Source passage:

○ ○ ○ ○ ○

The Clever Way Augmented Reality May Help Rollout Full Fibre
The on-going rollout of gigabit-capable Fibre-to-the-Premises (FTTP) based broadband ISP networks across the UK, as well as in other countries, may soon be starting to benefit from the use of Augmented Reality. This can help engineers to see – with more clarity than ever – exactly what sort of infrastructure already exists under the surface.
Not so many years ago if you wanted to dig new fibre optic cable into the ground then the tools at your disposal were much more limited and disruptive, but today a growing number of civil engineers are gaining access to modern technologies that can help to make the job easier, safer and faster. This in turn can also reduce the deployment cost, which makes it possible to reach more premises for the same money.
Some recent examples of such improvements can be seen in various areas, such as Openreach’s (BT) use of Ground Penetrating Radar (GPR) to help map existing infrastructure and design new cable routes (here), or the more general adoption of compact Remote Controlled Mole Ploughing machines.

○ ○ ○ ○ ○

Aim of the task: Write the next part of the article on augmented reality and the full fibre rollout, picking up right after its last sentence. The records that come next have nothing to do with this.

○ ○ ○ ○ ○

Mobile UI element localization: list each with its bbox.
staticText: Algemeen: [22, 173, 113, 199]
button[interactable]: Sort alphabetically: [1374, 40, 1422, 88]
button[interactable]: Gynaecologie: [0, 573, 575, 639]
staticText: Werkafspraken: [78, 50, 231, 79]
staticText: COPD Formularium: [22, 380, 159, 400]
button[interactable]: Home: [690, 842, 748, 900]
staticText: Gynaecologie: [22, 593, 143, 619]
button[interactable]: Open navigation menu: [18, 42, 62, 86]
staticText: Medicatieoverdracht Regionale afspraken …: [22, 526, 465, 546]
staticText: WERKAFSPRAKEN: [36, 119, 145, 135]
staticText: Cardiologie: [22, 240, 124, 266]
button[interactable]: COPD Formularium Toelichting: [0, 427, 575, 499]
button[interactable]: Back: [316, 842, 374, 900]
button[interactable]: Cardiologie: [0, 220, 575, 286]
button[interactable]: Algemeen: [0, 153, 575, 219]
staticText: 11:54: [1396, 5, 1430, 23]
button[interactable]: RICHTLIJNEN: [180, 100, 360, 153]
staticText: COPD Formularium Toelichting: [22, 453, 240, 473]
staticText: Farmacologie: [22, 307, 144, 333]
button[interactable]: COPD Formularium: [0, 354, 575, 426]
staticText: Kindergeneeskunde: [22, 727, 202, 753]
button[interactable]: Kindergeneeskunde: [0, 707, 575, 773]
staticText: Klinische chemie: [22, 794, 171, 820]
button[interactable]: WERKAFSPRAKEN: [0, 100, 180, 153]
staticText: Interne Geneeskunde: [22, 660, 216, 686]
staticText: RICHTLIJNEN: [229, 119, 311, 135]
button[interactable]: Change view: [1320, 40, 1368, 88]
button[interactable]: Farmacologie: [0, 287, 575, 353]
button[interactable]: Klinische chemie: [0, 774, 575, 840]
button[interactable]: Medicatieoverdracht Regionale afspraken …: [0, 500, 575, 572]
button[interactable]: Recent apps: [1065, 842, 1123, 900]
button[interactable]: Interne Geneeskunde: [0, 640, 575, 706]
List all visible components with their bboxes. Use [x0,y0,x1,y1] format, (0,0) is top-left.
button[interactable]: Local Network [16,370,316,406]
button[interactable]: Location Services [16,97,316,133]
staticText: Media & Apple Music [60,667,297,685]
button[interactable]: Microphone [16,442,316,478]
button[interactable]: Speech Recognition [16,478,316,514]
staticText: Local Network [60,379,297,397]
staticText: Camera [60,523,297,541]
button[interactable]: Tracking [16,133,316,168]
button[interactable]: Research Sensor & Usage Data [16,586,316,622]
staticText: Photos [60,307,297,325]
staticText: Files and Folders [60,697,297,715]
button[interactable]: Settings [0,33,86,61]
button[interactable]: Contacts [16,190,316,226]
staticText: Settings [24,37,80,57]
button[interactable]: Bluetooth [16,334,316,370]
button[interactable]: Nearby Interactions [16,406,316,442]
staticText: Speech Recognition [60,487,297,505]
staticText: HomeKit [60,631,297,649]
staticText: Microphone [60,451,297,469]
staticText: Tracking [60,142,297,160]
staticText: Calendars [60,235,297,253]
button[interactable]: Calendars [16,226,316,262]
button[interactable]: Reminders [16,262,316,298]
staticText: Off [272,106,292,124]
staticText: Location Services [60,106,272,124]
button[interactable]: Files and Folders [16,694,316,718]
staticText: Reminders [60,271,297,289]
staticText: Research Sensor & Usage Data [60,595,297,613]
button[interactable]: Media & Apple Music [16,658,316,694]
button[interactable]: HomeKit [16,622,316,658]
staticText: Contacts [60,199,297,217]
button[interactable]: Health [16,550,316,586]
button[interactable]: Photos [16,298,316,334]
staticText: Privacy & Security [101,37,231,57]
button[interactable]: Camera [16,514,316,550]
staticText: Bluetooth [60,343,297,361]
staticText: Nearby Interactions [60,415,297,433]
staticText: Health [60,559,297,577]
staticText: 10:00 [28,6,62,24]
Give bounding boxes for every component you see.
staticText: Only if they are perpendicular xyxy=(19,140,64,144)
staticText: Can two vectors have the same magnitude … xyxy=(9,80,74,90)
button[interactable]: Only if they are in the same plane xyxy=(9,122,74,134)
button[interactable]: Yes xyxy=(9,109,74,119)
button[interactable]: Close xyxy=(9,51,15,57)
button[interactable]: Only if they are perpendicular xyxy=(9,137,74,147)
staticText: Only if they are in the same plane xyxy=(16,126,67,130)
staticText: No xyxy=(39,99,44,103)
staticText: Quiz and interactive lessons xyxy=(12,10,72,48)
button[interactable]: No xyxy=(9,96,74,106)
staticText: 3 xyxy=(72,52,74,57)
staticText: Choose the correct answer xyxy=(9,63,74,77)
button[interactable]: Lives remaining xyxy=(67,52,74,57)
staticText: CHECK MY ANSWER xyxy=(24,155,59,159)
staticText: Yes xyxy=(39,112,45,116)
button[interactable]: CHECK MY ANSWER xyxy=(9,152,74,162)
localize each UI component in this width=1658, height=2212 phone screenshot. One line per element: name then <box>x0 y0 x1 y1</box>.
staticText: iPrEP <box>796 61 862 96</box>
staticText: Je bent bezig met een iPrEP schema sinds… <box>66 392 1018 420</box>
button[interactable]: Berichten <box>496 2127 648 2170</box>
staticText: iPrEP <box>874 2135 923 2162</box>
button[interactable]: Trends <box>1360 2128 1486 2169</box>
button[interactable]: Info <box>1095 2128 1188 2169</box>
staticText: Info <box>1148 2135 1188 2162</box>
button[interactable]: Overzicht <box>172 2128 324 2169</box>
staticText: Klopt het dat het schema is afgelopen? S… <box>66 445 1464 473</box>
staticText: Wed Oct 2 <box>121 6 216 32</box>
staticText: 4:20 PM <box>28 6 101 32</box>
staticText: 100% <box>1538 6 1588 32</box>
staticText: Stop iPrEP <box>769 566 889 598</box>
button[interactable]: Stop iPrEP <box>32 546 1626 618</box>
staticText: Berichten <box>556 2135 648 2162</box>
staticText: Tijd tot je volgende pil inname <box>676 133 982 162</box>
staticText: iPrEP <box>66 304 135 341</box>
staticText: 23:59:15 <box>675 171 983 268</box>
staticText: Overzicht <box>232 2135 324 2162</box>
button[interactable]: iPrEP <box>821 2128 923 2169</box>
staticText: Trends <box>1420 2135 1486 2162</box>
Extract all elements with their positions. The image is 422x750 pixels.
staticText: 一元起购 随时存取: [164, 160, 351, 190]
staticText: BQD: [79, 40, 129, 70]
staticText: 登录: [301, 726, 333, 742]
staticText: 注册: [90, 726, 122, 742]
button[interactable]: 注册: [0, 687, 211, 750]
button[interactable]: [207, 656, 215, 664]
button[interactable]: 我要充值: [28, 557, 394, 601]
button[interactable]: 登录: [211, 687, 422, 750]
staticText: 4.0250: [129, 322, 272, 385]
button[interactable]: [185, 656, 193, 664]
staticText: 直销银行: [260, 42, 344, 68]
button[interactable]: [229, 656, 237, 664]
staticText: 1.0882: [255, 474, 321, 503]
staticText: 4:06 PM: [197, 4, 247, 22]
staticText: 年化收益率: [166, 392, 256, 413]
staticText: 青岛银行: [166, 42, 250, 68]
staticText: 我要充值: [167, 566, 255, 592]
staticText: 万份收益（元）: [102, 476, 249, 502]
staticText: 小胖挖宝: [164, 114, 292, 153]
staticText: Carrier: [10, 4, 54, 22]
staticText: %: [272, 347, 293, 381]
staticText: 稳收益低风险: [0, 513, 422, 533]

○ ○ ○ ○ ○

Exercise result:
One other area that is now starting to get quite a lot of attention is Mixed Reality (MR) and Augmented Reality (AR) systems, which can often be combined with other methods to help visualise exactly what already exists under the ground or plan for future work. Technologies like this, when correctly deployed and operating at a high-accuracy, can help to prevent incidents (i.e. damage to existing infrastructure) and thus delays.
Take the following “fully automated” (i.e. doesn’t require manual 3D model preparations) example from vGIS, where reality capture AR is draped over the physical world with sub-10cm accuracy and without external GNSS (Global Navigation Satellite System), using a patented GNSS-less calibration method.
Admittedly this only works, in the way depicted above, when you do a 3D scan of the works before covering them up (i.e. it’s only of benefit to future works), such as via proper georeferencing kit, although processing the data through photogrammetry like this to create 3D models can also be done with nothing more than a device capable of capturing high-resolution images or videos.
According to vGIS, the model above was created from the visuals captured with a regular Smartphone (Android or iOS), paired with high-accuracy GNSS (only used for the capture stage). We understand that this approach could potentially also be used alongside GPR (mentioned earlier) and Electromagnetic Detectors to visualise existing infrastructure, where no pre-scans exist, but it wouldn’t be as clear as what you see here.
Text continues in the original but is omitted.